=== Records shown ===
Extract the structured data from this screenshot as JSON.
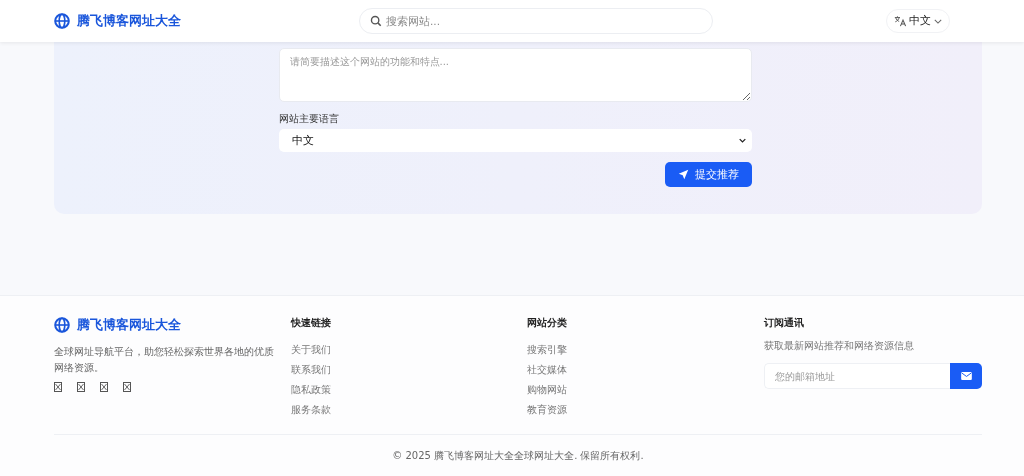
{
  "header": {
    "brand": "腾飞博客网址大全",
    "search": {
      "placeholder": "搜索网站..."
    },
    "language": "中文"
  },
  "form": {
    "description": {
      "placeholder": "请简要描述这个网站的功能和特点..."
    },
    "language_label": "网站主要语言",
    "language_select": {
      "value": "中文"
    },
    "submit": "提交推荐"
  },
  "footer": {
    "brand": "腾飞博客网址大全",
    "about": "全球网址导航平台，助您轻松探索世界各地的优质网络资源。",
    "columns": [
      {
        "title": "快速链接",
        "links": [
          "关于我们",
          "联系我们",
          "隐私政策",
          "服务条款"
        ]
      },
      {
        "title": "网站分类",
        "links": [
          "搜索引擎",
          "社交媒体",
          "购物网站",
          "教育资源"
        ]
      }
    ],
    "newsletter": {
      "title": "订阅通讯",
      "text": "获取最新网站推荐和网络资源信息",
      "email": {
        "placeholder": "您的邮箱地址"
      }
    },
    "copyright": "© 2025 腾飞博客网址大全全球网址大全. 保留所有权利."
  }
}
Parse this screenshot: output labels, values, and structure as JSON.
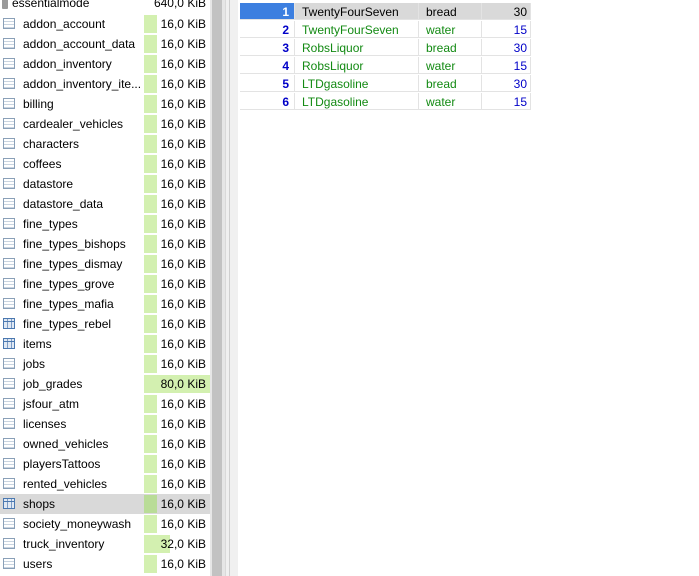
{
  "database": {
    "name": "essentialmode",
    "size": "640,0 KiB"
  },
  "tables": [
    {
      "name": "addon_account",
      "size": "16,0 KiB",
      "icon": "table-icon"
    },
    {
      "name": "addon_account_data",
      "size": "16,0 KiB",
      "icon": "table-icon"
    },
    {
      "name": "addon_inventory",
      "size": "16,0 KiB",
      "icon": "table-icon"
    },
    {
      "name": "addon_inventory_ite...",
      "size": "16,0 KiB",
      "icon": "table-icon"
    },
    {
      "name": "billing",
      "size": "16,0 KiB",
      "icon": "table-icon"
    },
    {
      "name": "cardealer_vehicles",
      "size": "16,0 KiB",
      "icon": "table-icon"
    },
    {
      "name": "characters",
      "size": "16,0 KiB",
      "icon": "table-icon"
    },
    {
      "name": "coffees",
      "size": "16,0 KiB",
      "icon": "table-icon"
    },
    {
      "name": "datastore",
      "size": "16,0 KiB",
      "icon": "table-icon"
    },
    {
      "name": "datastore_data",
      "size": "16,0 KiB",
      "icon": "table-icon"
    },
    {
      "name": "fine_types",
      "size": "16,0 KiB",
      "icon": "table-icon"
    },
    {
      "name": "fine_types_bishops",
      "size": "16,0 KiB",
      "icon": "table-icon"
    },
    {
      "name": "fine_types_dismay",
      "size": "16,0 KiB",
      "icon": "table-icon"
    },
    {
      "name": "fine_types_grove",
      "size": "16,0 KiB",
      "icon": "table-icon"
    },
    {
      "name": "fine_types_mafia",
      "size": "16,0 KiB",
      "icon": "table-icon"
    },
    {
      "name": "fine_types_rebel",
      "size": "16,0 KiB",
      "icon": "table-grid-icon"
    },
    {
      "name": "items",
      "size": "16,0 KiB",
      "icon": "table-grid-icon"
    },
    {
      "name": "jobs",
      "size": "16,0 KiB",
      "icon": "table-icon"
    },
    {
      "name": "job_grades",
      "size": "80,0 KiB",
      "icon": "table-icon"
    },
    {
      "name": "jsfour_atm",
      "size": "16,0 KiB",
      "icon": "table-icon"
    },
    {
      "name": "licenses",
      "size": "16,0 KiB",
      "icon": "table-icon"
    },
    {
      "name": "owned_vehicles",
      "size": "16,0 KiB",
      "icon": "table-icon"
    },
    {
      "name": "playersTattoos",
      "size": "16,0 KiB",
      "icon": "table-icon"
    },
    {
      "name": "rented_vehicles",
      "size": "16,0 KiB",
      "icon": "table-icon"
    },
    {
      "name": "shops",
      "size": "16,0 KiB",
      "icon": "table-grid-icon",
      "selected": true
    },
    {
      "name": "society_moneywash",
      "size": "16,0 KiB",
      "icon": "table-icon"
    },
    {
      "name": "truck_inventory",
      "size": "32,0 KiB",
      "icon": "table-icon"
    },
    {
      "name": "users",
      "size": "16,0 KiB",
      "icon": "table-icon"
    }
  ],
  "grid": {
    "rows": [
      {
        "id": "1",
        "store": "TwentyFourSeven",
        "item": "bread",
        "price": "30",
        "focused": true
      },
      {
        "id": "2",
        "store": "TwentyFourSeven",
        "item": "water",
        "price": "15"
      },
      {
        "id": "3",
        "store": "RobsLiquor",
        "item": "bread",
        "price": "30"
      },
      {
        "id": "4",
        "store": "RobsLiquor",
        "item": "water",
        "price": "15"
      },
      {
        "id": "5",
        "store": "LTDgasoline",
        "item": "bread",
        "price": "30"
      },
      {
        "id": "6",
        "store": "LTDgasoline",
        "item": "water",
        "price": "15"
      }
    ]
  },
  "colors": {
    "id_text": "#0000c8",
    "string_text": "#138a13",
    "selection": "#3c7fe0",
    "size_bar": "#d3f0b0"
  }
}
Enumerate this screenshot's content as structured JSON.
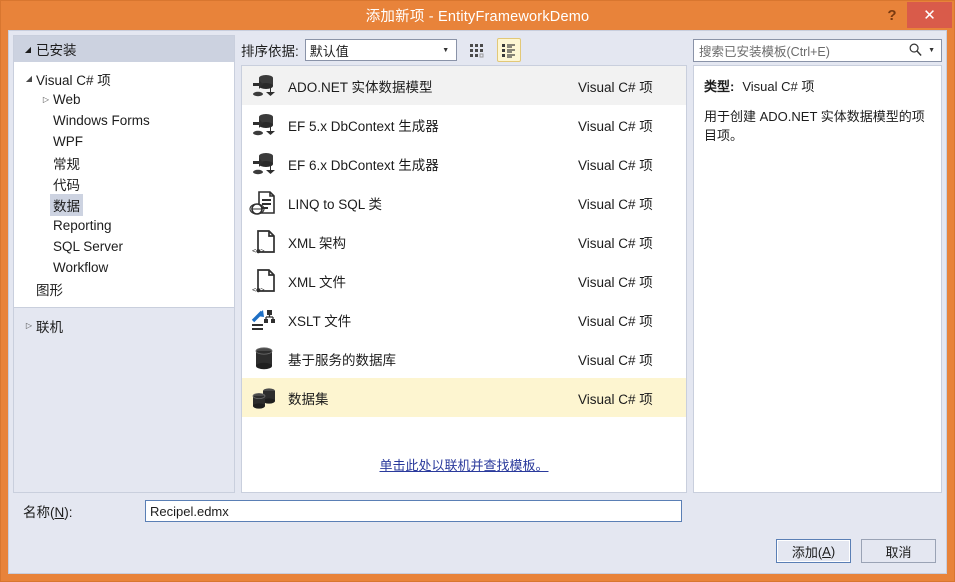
===
Goal: Which lines of the data above contain "structured"? Copy each one.

Exercise response:
Extract the structured data from this screenshot as JSON.
Enumerate this screenshot's content as structured JSON.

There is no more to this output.